→ **Entries from a page text collection**:
- Opening Delimiter -
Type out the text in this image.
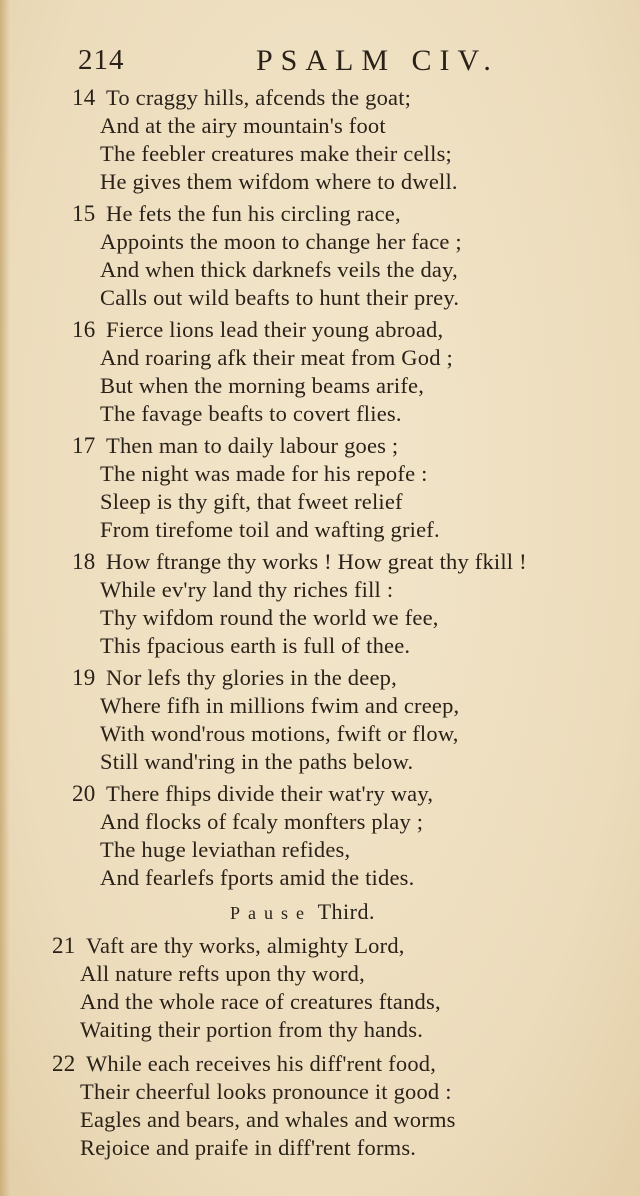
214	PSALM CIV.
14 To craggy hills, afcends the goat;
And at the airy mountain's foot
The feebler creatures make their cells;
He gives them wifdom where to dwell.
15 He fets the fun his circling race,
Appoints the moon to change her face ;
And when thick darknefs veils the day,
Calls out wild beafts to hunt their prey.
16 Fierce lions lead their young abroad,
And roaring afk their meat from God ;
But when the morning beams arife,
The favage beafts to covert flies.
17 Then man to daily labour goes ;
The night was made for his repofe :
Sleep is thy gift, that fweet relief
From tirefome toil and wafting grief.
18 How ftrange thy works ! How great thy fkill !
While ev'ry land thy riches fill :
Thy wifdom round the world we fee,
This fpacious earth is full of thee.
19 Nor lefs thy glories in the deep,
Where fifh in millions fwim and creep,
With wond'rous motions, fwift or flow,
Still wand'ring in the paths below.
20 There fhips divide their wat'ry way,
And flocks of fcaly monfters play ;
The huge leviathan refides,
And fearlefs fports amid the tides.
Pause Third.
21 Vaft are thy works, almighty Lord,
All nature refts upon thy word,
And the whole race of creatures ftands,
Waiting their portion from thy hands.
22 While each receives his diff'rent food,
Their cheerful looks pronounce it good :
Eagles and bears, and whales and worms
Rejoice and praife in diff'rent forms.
- Closing Delimiter -
→ **HOW TO COMPLETE THIS TASK**: Each line of the records is to be reproduced exactly, and each picture dropped.

→ **COMPLETED EXERCISE**:
Type out the text in this image.
214	PSALM CIV.
14 To craggy hills, afcends the goat;
And at the airy mountain's foot
The feebler creatures make their cells;
He gives them wifdom where to dwell.
15 He fets the fun his circling race,
Appoints the moon to change her face ;
And when thick darknefs veils the day,
Calls out wild beafts to hunt their prey.
16 Fierce lions lead their young abroad,
And roaring afk their meat from God ;
But when the morning beams arife,
The favage beafts to covert flies.
17 Then man to daily labour goes ;
The night was made for his repofe :
Sleep is thy gift, that fweet relief
From tirefome toil and wafting grief.
18 How ftrange thy works ! How great thy fkill !
While ev'ry land thy riches fill :
Thy wifdom round the world we fee,
This fpacious earth is full of thee.
19 Nor lefs thy glories in the deep,
Where fifh in millions fwim and creep,
With wond'rous motions, fwift or flow,
Still wand'ring in the paths below.
20 There fhips divide their wat'ry way,
And flocks of fcaly monfters play ;
The huge leviathan refides,
And fearlefs fports amid the tides.
Pause Third.
21 Vaft are thy works, almighty Lord,
All nature refts upon thy word,
And the whole race of creatures ftands,
Waiting their portion from thy hands.
22 While each receives his diff'rent food,
Their cheerful looks pronounce it good :
Eagles and bears, and whales and worms
Rejoice and praife in diff'rent forms.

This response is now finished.